- **GIVEN PROBLEM**
Identify the lines bearing the string "presidente" and gather them.

Stored records
______________________________

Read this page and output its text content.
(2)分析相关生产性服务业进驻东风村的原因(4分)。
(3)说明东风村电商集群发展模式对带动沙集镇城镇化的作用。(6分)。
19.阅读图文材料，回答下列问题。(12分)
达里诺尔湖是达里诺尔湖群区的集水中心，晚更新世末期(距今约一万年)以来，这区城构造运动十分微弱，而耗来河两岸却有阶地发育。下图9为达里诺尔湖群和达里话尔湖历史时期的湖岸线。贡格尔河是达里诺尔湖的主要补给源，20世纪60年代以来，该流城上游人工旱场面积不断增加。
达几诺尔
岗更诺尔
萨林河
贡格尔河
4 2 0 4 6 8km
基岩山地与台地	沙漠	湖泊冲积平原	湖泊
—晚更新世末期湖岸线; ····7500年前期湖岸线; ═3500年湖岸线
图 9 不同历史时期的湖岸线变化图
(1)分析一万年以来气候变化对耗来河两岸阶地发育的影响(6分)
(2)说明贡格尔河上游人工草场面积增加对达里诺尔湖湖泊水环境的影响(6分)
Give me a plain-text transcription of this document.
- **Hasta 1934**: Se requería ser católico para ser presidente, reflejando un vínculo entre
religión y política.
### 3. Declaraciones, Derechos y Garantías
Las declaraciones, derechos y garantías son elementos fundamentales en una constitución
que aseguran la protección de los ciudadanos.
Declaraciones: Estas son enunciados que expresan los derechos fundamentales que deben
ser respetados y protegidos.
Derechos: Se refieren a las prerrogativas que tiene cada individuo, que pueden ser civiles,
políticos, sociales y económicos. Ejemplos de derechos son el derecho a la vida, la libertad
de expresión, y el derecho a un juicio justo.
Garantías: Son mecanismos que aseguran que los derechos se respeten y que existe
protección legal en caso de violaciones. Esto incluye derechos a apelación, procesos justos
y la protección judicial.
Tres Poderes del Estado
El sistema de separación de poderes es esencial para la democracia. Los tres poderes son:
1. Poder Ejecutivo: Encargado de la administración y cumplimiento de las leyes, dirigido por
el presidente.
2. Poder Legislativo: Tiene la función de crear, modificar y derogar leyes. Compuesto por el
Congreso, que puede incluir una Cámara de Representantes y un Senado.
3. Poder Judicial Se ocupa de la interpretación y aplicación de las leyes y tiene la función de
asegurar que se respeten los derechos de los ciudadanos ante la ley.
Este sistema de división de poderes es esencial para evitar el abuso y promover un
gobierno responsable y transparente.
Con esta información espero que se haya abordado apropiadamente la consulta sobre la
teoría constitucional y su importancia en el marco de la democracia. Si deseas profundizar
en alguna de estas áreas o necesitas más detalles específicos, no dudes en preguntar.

______________________________

- **THE REPLY**
- **Hasta 1934**: Se requería ser católico para ser presidente, reflejando un vínculo entre
el presidente.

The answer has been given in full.